-------- Material for the task
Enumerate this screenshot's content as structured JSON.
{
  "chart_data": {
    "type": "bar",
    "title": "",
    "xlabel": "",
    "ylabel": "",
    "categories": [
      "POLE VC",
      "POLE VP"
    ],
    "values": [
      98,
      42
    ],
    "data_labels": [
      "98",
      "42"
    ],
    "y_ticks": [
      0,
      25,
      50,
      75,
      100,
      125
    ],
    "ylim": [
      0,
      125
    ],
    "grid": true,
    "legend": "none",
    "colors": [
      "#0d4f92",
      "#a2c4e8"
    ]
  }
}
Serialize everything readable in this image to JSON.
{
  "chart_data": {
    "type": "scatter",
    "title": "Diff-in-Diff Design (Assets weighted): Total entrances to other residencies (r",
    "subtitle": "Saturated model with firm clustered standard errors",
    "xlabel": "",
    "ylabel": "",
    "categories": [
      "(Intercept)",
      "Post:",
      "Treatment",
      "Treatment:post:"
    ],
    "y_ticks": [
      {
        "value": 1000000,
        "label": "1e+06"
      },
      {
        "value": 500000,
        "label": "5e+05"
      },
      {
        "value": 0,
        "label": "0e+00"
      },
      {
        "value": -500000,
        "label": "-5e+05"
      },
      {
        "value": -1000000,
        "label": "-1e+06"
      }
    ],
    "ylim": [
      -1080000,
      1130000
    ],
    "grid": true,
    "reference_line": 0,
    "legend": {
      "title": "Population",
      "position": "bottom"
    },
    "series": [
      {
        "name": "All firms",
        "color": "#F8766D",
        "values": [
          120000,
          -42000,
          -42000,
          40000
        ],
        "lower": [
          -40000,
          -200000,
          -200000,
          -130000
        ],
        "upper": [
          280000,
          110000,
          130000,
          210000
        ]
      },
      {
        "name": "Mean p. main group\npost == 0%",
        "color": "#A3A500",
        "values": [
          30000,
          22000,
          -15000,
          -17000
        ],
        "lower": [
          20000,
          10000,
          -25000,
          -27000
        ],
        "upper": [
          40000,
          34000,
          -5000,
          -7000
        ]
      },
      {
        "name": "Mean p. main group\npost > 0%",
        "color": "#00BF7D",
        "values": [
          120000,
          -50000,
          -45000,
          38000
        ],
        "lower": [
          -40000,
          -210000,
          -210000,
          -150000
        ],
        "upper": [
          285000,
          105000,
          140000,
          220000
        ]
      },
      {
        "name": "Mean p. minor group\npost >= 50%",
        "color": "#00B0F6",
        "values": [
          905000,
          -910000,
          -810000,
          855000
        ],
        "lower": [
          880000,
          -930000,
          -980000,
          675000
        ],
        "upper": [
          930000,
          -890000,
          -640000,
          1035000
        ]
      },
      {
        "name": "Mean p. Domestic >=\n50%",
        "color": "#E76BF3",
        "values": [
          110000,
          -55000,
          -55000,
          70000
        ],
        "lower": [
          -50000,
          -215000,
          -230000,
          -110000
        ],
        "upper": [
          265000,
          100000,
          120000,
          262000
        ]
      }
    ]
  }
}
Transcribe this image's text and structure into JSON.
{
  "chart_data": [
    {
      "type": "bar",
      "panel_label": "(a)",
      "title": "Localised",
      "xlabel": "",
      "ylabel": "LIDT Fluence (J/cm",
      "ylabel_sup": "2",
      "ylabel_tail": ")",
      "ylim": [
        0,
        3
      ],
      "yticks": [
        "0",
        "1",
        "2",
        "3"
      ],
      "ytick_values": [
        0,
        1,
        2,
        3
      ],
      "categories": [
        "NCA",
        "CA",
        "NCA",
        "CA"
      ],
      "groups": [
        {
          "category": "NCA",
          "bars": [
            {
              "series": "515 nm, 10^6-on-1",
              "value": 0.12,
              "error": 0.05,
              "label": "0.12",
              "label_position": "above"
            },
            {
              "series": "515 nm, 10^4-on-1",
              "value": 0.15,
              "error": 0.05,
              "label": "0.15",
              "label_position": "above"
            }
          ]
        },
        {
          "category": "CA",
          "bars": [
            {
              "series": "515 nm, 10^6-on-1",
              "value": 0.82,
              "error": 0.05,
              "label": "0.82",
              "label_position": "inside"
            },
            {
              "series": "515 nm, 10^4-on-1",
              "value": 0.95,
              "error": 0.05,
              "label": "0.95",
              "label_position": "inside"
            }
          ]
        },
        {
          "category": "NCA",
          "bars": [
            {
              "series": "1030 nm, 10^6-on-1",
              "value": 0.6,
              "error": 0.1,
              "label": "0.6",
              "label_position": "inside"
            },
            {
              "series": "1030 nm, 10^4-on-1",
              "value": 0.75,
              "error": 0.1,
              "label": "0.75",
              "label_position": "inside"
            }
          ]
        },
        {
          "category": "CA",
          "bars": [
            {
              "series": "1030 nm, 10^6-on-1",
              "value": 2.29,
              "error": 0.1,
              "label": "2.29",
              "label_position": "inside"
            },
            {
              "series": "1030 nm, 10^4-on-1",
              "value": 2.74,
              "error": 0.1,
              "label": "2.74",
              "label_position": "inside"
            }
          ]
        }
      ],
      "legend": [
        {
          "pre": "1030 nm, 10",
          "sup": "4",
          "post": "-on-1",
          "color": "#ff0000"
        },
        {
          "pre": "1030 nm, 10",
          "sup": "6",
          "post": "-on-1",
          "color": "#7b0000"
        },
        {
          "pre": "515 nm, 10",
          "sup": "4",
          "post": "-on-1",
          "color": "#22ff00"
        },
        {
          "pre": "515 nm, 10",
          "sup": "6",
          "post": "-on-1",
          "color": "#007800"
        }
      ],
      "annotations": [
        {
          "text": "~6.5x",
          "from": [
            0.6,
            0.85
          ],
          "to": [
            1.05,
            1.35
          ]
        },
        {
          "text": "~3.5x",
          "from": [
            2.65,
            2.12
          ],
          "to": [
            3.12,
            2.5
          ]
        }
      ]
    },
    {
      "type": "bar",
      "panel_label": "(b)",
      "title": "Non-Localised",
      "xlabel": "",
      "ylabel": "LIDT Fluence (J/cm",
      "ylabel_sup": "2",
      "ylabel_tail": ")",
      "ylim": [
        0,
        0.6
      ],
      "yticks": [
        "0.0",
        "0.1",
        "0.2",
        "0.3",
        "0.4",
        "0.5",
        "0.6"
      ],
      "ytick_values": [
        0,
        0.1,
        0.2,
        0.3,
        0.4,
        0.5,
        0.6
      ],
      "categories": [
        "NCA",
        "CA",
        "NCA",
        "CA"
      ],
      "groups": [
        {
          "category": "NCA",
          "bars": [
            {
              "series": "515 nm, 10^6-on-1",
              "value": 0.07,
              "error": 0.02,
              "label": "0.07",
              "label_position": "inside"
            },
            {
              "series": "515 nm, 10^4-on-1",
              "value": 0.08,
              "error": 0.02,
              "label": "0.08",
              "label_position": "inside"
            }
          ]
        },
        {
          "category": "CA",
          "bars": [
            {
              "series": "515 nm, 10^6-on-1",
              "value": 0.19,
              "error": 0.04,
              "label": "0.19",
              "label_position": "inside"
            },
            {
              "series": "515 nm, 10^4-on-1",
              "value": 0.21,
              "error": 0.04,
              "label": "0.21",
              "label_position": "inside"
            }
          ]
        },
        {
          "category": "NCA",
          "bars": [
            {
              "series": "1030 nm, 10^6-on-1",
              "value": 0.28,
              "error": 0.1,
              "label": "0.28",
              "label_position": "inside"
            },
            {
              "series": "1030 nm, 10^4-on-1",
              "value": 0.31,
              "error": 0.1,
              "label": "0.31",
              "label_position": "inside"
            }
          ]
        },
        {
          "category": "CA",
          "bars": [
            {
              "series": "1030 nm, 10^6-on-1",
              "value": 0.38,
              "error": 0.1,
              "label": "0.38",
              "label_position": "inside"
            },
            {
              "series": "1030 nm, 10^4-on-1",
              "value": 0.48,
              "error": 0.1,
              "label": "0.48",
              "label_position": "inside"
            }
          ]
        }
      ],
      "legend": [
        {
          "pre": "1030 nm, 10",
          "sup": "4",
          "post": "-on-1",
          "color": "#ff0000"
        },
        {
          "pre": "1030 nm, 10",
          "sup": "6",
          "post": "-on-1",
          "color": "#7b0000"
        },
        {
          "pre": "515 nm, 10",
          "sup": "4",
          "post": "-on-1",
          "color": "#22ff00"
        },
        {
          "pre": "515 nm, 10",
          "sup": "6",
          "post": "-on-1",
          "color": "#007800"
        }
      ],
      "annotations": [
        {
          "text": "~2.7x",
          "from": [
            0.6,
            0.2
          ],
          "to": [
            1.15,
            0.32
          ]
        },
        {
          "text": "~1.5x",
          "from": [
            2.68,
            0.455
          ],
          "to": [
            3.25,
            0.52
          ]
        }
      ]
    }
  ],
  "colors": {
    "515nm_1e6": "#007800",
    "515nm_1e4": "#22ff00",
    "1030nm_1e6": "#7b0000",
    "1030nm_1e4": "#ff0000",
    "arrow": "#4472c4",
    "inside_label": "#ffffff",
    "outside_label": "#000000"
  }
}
----------------
Check the data for the word "name" and pull out the lines that have it.

        "name": "All firms",
        "name": "Mean p. main group\npost == 0%",
        "name": "Mean p. main group\npost > 0%",
        "name": "Mean p. minor group\npost >= 50%",
        "name": "Mean p. Domestic >=\n50%",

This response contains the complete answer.